# STATED GOAL
Copy the passage of the business budgeting text from "Having an accurate" to "your financial position." word for word.

* begin PROVIDED TEXT *

Having an accurate and realistic budget is critical to your business’s continued success.
An important component of your business plan is your plan for your financial position.
The adage “Failing to plan is like planning to fail” reinforces the fact that unless you know where you are going in the business, you won’t know when, and if, you get there. This not only applies to the vision you have for the business but also how you plan to get there financially.
A carefully considered budget provides a guideline for expected income and expenses and enables you to compare your anticipated financial goals with the actual numbers. It acts as a barometer for the way your business is tracking against expectations, making it easier to predict profits. It forces you to think through all the important numbers and to develop a picture of what your business is going to look like in three, six, nine and 12 months. It enables you to plan ahead, make appropriate spending decisions and determine any changes that should be considered in your business plan.
An accurate and regularly reviewed budget enables you to make better use of capital, address issues sooner rather than later, and run a more efficient business operation.
A budget won’t necessarily solve your business’s financial difficulties but it will serve as an early warning device.
The budget advantage
Growing any business is dependent on strategic planning, and a critical component of this planning is having knowledge of future income and expenditure.

* end PROVIDED TEXT *
* begin INFORMATION GIVEN *

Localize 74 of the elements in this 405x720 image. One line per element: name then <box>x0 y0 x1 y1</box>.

* end INFORMATION GIVEN *
* begin INFORMATION GIVEN *

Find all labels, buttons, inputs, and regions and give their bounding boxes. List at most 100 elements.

* end INFORMATION GIVEN *

# FULL ANSWER
Having an accurate and realistic budget is critical to your business’s continued success.
An important component of your business plan is your plan for your financial position.